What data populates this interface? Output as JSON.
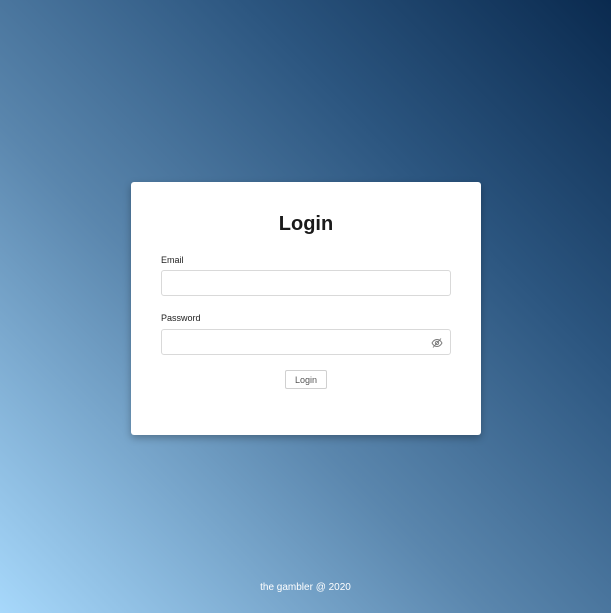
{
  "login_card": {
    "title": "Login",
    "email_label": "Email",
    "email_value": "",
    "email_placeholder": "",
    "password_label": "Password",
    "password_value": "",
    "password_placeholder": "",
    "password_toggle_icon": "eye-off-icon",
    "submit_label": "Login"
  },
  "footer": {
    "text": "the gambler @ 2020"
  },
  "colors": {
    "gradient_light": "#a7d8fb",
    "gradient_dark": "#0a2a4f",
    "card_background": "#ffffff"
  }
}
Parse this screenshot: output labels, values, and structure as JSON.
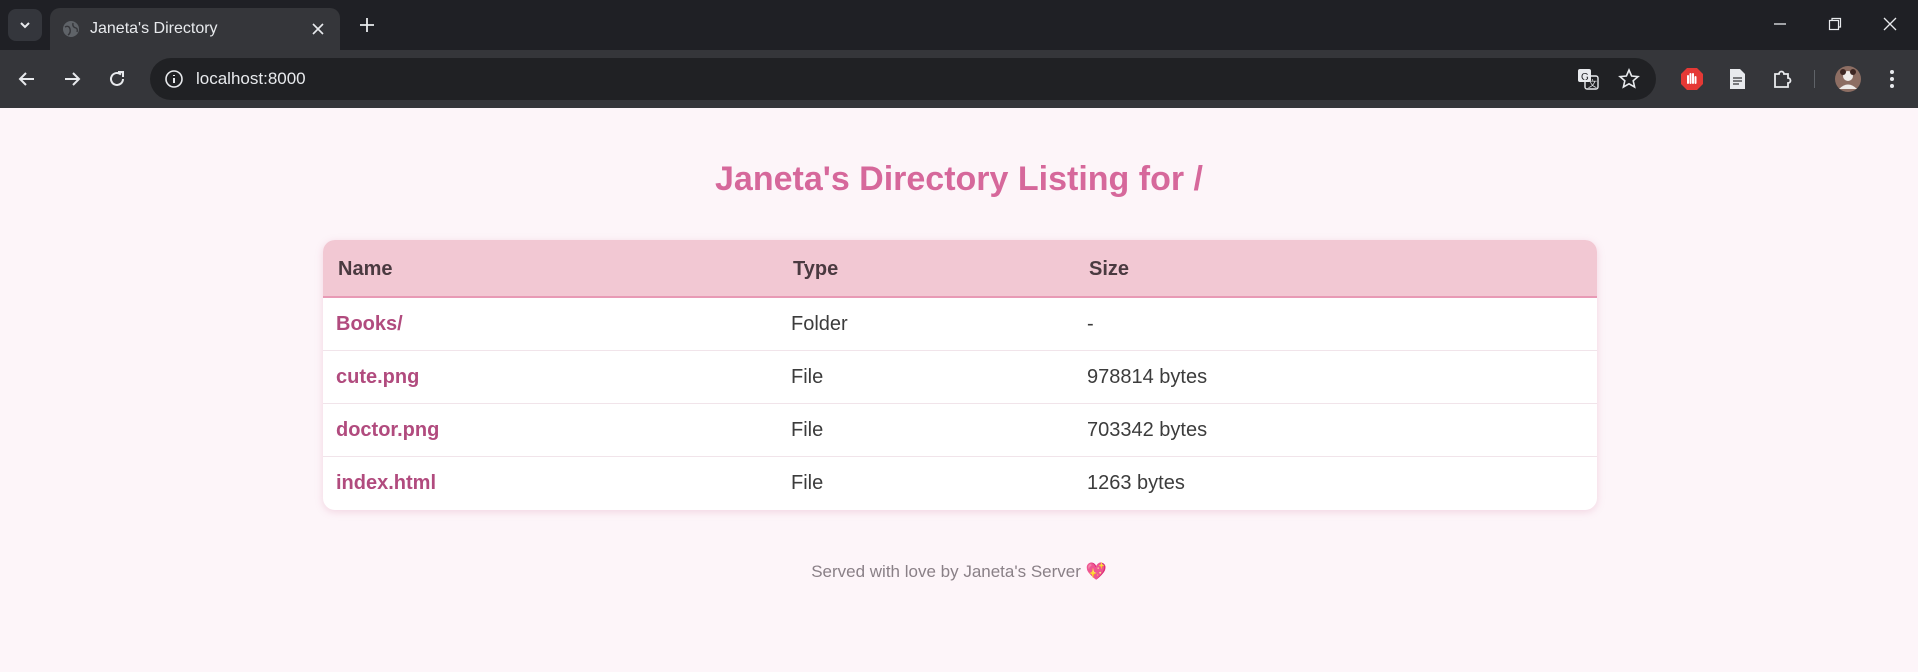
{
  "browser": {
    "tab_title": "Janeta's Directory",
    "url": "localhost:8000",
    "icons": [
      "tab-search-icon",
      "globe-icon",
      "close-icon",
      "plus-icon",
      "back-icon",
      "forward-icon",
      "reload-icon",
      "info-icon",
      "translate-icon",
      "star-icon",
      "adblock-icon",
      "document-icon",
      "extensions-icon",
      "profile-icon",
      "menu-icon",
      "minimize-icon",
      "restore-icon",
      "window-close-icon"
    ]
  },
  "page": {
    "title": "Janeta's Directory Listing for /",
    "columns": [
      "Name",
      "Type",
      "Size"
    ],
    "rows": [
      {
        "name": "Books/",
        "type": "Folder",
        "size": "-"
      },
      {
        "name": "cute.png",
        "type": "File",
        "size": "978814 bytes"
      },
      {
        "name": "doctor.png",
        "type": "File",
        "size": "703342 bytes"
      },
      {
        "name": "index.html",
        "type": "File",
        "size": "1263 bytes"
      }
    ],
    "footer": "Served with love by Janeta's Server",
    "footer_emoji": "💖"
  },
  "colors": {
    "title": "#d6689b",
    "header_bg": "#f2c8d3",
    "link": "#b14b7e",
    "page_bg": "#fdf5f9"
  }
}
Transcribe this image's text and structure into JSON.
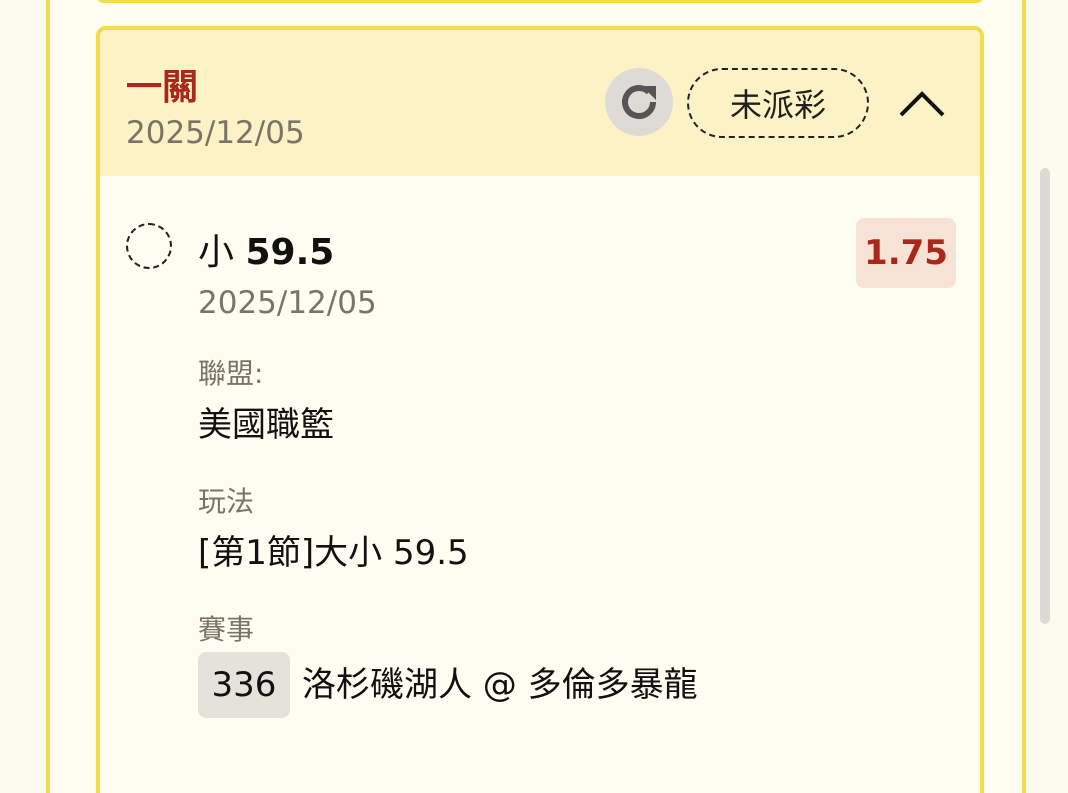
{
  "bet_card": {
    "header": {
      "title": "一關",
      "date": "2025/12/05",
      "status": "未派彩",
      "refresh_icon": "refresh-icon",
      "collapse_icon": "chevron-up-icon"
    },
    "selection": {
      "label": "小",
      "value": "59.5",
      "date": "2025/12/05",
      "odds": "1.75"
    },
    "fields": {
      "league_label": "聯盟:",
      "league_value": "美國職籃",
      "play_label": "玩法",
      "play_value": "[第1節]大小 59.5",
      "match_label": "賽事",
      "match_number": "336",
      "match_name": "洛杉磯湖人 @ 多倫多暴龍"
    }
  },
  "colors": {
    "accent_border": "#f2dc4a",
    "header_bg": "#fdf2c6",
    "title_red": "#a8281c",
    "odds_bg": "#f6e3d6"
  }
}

==============================

▸ **What the task requires**:
Give back all entries exactly. No pictures belong in the copy.

▸ **The response**:
What data populates this interface? Output as JSON.
{
  "login_card": {
    "title": "Login",
    "email_label": "Email",
    "email_value": "",
    "email_placeholder": "",
    "password_label": "Password",
    "password_value": "",
    "password_placeholder": "",
    "password_toggle_icon": "eye-off-icon",
    "submit_label": "Login"
  },
  "footer": {
    "text": "the gambler @ 2020"
  },
  "colors": {
    "gradient_light": "#a7d8fb",
    "gradient_dark": "#0a2a4f",
    "card_background": "#ffffff"
  }
}
Parse this screenshot: output labels, values, and structure as JSON.
{
  "browser": {
    "tab_title": "Janeta's Directory",
    "url": "localhost:8000",
    "icons": [
      "tab-search-icon",
      "globe-icon",
      "close-icon",
      "plus-icon",
      "back-icon",
      "forward-icon",
      "reload-icon",
      "info-icon",
      "translate-icon",
      "star-icon",
      "adblock-icon",
      "document-icon",
      "extensions-icon",
      "profile-icon",
      "menu-icon",
      "minimize-icon",
      "restore-icon",
      "window-close-icon"
    ]
  },
  "page": {
    "title": "Janeta's Directory Listing for /",
    "columns": [
      "Name",
      "Type",
      "Size"
    ],
    "rows": [
      {
        "name": "Books/",
        "type": "Folder",
        "size": "-"
      },
      {
        "name": "cute.png",
        "type": "File",
        "size": "978814 bytes"
      },
      {
        "name": "doctor.png",
        "type": "File",
        "size": "703342 bytes"
      },
      {
        "name": "index.html",
        "type": "File",
        "size": "1263 bytes"
      }
    ],
    "footer": "Served with love by Janeta's Server",
    "footer_emoji": "💖"
  },
  "colors": {
    "title": "#d6689b",
    "header_bg": "#f2c8d3",
    "link": "#b14b7e",
    "page_bg": "#fdf5f9"
  }
}
Transcribe this image's text and structure into JSON.
{
  "bet_card": {
    "header": {
      "title": "一關",
      "date": "2025/12/05",
      "status": "未派彩",
      "refresh_icon": "refresh-icon",
      "collapse_icon": "chevron-up-icon"
    },
    "selection": {
      "label": "小",
      "value": "59.5",
      "date": "2025/12/05",
      "odds": "1.75"
    },
    "fields": {
      "league_label": "聯盟:",
      "league_value": "美國職籃",
      "play_label": "玩法",
      "play_value": "[第1節]大小 59.5",
      "match_label": "賽事",
      "match_number": "336",
      "match_name": "洛杉磯湖人 @ 多倫多暴龍"
    }
  },
  "colors": {
    "accent_border": "#f2dc4a",
    "header_bg": "#fdf2c6",
    "title_red": "#a8281c",
    "odds_bg": "#f6e3d6"
  }
}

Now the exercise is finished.